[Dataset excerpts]
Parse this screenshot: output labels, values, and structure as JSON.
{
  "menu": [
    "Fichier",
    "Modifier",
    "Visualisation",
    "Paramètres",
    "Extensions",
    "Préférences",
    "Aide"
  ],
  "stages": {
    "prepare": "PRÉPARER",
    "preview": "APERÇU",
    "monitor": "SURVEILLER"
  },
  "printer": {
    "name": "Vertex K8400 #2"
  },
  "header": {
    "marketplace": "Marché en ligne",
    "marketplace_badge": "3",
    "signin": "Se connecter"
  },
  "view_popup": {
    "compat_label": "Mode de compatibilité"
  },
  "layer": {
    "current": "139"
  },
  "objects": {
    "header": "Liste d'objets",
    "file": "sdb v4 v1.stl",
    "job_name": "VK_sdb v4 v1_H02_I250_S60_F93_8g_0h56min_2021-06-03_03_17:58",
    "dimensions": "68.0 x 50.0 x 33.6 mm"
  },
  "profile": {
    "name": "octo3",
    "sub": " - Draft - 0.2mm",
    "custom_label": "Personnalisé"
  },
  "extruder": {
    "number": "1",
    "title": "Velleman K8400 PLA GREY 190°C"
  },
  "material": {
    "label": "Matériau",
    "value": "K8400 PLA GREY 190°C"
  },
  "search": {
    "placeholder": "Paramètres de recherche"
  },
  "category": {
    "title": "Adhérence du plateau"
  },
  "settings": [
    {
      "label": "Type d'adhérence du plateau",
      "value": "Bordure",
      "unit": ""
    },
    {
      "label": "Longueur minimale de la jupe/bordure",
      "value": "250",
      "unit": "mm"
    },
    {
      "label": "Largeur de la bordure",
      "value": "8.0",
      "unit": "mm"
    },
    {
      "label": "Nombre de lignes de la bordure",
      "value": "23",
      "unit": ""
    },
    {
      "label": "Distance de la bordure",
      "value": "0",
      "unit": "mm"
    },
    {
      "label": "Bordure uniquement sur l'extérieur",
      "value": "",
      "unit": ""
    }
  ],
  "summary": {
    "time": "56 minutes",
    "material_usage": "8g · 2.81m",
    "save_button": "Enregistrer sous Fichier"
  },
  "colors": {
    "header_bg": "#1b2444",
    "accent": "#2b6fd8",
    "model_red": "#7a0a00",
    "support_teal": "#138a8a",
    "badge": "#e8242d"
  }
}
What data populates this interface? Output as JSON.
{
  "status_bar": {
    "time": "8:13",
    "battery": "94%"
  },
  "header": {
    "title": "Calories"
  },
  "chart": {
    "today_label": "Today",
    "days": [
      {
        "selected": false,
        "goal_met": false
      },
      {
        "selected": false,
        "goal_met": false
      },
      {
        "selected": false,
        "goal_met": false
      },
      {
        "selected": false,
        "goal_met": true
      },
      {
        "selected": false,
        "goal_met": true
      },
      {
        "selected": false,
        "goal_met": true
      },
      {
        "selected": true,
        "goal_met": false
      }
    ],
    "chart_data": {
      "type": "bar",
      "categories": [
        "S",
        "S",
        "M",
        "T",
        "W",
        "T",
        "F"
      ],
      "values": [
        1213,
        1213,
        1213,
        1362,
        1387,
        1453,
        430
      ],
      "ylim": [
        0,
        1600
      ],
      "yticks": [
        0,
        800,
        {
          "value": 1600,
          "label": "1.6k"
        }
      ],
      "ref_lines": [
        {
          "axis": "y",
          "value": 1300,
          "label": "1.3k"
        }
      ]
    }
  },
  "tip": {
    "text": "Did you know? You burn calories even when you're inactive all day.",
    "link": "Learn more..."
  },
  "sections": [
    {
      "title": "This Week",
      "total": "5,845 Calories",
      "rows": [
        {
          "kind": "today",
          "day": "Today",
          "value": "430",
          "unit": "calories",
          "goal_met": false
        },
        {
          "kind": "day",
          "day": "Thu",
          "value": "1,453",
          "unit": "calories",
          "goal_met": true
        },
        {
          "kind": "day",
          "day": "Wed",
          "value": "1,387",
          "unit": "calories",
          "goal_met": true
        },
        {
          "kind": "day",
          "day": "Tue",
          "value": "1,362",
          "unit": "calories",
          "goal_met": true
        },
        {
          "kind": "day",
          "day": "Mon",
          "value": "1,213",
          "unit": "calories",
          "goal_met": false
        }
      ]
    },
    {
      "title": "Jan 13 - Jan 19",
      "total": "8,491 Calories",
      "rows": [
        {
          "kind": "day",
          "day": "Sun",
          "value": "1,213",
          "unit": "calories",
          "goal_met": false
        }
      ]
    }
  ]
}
--
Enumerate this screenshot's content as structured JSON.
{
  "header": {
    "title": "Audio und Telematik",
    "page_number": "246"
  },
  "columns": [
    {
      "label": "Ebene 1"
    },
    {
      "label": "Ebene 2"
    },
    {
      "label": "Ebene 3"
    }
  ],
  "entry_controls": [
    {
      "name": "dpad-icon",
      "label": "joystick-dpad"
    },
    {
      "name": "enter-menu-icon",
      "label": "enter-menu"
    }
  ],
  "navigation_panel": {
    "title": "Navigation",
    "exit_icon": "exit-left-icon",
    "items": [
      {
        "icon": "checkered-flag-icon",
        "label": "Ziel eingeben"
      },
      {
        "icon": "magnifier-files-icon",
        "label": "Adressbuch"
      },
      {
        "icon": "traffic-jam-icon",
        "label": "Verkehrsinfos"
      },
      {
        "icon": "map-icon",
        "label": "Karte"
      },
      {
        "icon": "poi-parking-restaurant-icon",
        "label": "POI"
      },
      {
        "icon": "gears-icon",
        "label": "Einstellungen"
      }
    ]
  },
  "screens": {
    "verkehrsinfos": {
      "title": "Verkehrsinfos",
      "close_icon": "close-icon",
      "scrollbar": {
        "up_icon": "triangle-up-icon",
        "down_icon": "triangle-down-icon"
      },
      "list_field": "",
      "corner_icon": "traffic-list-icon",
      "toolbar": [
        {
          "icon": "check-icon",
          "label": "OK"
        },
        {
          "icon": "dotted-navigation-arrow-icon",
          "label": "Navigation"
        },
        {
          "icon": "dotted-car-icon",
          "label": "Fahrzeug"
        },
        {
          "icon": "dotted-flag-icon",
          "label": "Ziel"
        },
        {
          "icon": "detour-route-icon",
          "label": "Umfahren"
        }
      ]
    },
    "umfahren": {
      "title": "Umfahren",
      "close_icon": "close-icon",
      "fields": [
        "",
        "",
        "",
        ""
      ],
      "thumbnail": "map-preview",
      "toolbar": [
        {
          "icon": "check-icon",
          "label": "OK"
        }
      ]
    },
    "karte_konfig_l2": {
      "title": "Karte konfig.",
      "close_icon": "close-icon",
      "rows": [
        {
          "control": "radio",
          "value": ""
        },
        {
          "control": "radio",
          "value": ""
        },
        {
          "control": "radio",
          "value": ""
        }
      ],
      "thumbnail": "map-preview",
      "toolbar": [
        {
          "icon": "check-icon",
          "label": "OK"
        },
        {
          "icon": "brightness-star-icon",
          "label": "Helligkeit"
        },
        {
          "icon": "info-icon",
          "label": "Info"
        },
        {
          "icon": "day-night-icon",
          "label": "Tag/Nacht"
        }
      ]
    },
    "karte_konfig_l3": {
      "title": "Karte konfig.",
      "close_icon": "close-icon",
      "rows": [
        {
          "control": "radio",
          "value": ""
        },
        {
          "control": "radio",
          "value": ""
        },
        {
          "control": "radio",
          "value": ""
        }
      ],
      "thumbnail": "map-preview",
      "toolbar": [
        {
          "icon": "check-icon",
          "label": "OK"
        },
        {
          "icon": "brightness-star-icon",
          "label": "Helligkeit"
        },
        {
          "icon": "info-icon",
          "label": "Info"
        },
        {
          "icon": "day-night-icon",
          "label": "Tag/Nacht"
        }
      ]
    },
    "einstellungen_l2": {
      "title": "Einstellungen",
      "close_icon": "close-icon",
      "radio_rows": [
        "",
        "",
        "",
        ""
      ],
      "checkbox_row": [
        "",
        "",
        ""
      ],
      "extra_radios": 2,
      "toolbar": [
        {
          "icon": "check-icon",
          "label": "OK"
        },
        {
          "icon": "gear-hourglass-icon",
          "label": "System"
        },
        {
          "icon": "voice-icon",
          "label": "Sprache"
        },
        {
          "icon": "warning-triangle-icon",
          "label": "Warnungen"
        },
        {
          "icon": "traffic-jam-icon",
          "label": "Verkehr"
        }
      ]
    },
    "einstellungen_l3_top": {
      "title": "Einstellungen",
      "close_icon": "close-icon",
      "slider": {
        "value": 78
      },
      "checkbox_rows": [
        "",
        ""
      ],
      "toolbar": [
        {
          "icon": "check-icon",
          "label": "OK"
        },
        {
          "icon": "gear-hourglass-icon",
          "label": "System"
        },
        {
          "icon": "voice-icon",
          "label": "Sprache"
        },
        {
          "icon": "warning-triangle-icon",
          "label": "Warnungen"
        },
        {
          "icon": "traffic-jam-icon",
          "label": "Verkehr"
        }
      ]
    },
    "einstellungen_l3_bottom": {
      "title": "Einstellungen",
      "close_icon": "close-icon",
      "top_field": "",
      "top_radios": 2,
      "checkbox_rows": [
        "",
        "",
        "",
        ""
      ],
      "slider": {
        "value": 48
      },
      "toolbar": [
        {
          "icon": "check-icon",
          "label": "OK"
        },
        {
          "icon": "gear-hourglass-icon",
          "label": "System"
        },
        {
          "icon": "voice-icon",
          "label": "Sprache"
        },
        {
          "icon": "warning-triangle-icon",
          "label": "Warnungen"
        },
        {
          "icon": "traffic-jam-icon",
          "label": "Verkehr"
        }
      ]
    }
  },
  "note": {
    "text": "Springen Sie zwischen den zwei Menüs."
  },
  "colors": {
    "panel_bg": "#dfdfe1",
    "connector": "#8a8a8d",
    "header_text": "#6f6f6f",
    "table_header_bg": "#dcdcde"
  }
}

**WORK INSTRUCTIONS:** Count the lines that include the word "menu" and state the result as a bare number.

**TASK RESPONSE:** 3